TO BE DONE – From the entries below, work out the number of lines that hold the word "name", and give that number alone.

——

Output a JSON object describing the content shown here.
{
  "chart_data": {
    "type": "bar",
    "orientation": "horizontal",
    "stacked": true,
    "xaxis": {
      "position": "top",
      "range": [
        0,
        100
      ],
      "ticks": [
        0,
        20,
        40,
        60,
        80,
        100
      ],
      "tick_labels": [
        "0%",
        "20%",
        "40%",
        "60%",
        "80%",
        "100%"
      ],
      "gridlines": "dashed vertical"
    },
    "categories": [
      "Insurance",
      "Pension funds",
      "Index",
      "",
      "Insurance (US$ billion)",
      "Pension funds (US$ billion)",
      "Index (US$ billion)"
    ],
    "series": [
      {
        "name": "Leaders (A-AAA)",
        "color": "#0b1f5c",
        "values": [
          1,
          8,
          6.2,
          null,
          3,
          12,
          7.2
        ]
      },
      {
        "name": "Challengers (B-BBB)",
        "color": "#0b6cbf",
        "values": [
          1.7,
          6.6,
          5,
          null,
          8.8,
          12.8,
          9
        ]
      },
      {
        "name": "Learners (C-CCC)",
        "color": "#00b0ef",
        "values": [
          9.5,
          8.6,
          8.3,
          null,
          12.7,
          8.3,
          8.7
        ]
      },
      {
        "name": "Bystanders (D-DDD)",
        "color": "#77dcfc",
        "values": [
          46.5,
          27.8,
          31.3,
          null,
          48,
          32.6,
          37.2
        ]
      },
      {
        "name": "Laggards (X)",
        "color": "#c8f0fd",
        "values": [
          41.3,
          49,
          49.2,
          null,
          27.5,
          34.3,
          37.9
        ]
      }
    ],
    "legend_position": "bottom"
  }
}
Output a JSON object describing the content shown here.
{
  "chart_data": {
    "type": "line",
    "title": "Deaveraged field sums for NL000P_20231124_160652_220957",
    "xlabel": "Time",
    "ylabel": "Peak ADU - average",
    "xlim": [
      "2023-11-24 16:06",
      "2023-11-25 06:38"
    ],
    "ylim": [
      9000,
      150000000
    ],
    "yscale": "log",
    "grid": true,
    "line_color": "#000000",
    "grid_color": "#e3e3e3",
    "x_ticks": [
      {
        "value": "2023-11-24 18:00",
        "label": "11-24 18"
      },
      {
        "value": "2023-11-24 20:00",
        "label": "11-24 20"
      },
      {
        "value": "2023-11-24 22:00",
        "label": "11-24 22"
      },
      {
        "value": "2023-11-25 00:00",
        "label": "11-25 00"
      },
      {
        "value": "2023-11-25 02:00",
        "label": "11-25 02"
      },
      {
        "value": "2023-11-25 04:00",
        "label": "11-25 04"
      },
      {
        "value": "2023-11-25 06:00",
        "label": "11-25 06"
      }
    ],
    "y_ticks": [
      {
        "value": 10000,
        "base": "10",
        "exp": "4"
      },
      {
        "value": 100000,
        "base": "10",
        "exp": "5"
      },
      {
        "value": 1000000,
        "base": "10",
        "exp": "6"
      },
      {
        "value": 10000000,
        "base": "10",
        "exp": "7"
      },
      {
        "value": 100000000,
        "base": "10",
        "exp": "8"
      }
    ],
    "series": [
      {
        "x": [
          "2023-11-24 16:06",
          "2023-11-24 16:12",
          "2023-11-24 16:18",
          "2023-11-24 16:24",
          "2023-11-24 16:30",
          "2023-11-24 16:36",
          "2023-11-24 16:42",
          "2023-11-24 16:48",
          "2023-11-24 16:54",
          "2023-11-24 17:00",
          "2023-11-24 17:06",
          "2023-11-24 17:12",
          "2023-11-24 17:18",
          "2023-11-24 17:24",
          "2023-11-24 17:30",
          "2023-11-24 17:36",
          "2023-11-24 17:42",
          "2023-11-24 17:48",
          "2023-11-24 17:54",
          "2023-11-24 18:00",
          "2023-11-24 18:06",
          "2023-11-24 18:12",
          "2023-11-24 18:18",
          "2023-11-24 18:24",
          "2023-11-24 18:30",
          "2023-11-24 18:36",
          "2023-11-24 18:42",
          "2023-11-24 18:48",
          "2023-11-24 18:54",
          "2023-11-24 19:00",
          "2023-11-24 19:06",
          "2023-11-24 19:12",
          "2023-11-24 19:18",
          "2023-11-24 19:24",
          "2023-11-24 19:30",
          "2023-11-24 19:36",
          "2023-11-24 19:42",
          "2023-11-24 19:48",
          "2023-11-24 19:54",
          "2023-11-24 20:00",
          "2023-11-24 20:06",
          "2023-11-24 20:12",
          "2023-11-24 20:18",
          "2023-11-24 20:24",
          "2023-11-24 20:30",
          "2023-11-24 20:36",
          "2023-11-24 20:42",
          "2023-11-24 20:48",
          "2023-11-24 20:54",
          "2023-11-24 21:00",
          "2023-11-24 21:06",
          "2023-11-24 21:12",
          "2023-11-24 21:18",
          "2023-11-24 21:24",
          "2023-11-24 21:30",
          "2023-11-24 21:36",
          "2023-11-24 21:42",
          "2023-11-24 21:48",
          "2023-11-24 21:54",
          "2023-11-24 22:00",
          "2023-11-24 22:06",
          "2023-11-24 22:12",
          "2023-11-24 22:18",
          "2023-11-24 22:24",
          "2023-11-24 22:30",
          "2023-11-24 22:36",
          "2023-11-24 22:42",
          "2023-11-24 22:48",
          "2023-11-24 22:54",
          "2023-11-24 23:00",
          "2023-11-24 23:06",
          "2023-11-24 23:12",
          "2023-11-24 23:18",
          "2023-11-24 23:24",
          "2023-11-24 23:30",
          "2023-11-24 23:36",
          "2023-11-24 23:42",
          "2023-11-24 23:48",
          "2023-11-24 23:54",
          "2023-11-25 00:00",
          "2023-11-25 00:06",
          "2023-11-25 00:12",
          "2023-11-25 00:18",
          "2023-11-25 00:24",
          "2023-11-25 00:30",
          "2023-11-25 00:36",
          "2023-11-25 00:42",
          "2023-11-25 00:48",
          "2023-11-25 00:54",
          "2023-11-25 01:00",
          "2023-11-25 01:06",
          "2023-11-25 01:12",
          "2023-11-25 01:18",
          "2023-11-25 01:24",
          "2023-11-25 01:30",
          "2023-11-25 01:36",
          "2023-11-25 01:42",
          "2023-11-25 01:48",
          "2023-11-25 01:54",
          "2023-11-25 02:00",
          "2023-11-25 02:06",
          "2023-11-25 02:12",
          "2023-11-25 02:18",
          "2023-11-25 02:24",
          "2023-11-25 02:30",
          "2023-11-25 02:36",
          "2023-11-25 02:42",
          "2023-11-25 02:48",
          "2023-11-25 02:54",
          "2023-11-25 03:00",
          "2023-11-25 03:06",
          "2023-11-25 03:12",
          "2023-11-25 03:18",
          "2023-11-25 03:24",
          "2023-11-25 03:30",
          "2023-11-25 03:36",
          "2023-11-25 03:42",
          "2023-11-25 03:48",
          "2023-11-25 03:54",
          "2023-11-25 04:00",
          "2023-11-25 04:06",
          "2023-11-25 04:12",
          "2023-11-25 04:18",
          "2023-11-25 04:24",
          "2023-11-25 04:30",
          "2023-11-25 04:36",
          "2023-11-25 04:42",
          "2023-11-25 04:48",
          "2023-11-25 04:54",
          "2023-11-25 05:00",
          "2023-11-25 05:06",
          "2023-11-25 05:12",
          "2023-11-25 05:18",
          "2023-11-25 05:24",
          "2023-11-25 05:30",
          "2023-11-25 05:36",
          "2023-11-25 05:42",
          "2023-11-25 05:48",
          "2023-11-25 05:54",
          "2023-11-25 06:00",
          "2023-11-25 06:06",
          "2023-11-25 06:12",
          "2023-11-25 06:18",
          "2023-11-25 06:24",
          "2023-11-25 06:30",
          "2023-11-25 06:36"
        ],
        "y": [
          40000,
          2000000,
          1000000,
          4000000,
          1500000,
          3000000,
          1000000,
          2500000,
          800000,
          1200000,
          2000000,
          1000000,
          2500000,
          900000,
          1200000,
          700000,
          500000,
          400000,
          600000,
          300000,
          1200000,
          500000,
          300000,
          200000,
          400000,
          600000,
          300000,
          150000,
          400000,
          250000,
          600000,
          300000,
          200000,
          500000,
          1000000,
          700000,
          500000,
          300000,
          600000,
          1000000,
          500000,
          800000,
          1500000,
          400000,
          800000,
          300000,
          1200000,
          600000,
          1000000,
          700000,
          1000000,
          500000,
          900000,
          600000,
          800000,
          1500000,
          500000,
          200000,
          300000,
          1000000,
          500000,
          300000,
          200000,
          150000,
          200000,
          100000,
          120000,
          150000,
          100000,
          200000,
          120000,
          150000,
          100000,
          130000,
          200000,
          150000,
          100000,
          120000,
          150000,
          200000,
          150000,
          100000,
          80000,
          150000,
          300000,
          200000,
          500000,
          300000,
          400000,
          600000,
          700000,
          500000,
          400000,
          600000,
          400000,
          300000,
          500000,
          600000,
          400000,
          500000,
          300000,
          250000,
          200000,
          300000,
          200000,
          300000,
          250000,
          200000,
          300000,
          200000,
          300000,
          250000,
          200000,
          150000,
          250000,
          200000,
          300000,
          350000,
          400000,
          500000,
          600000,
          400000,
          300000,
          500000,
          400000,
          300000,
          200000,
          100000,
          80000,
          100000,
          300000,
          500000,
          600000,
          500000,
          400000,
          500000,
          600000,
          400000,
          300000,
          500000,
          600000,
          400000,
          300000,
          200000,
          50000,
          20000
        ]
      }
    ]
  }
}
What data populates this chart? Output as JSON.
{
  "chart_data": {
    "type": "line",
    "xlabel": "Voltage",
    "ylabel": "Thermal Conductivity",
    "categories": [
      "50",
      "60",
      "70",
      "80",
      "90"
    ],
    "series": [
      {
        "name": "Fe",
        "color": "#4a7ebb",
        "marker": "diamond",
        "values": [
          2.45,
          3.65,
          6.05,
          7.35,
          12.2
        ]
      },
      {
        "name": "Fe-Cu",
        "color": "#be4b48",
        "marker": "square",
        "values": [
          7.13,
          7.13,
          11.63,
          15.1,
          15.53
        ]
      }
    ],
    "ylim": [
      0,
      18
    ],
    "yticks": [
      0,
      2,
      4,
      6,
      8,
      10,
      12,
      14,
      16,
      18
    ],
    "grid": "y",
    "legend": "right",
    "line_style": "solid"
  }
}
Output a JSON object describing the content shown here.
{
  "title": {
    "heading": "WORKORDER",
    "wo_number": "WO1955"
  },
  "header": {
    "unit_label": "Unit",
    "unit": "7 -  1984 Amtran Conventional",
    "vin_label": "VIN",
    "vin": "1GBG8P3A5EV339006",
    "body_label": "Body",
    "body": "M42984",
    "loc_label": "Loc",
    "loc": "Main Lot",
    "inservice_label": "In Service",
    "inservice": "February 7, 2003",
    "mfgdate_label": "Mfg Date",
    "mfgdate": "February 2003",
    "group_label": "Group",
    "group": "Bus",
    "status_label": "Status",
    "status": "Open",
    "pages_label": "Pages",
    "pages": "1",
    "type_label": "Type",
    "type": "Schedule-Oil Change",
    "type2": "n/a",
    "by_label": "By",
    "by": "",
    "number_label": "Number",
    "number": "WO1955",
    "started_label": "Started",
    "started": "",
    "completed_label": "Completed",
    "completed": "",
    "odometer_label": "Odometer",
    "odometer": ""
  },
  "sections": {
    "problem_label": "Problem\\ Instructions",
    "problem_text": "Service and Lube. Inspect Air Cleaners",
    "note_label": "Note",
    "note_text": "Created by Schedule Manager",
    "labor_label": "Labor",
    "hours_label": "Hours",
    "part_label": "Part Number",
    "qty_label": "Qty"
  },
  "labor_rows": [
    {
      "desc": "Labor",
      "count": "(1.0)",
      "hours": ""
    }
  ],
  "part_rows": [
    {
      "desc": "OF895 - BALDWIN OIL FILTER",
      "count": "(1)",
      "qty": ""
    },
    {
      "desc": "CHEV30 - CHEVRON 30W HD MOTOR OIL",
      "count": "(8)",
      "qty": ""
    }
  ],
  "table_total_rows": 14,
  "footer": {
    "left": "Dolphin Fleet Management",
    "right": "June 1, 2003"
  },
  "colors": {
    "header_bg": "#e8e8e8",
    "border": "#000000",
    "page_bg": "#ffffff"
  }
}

——

EXPECTED ANSWER – 7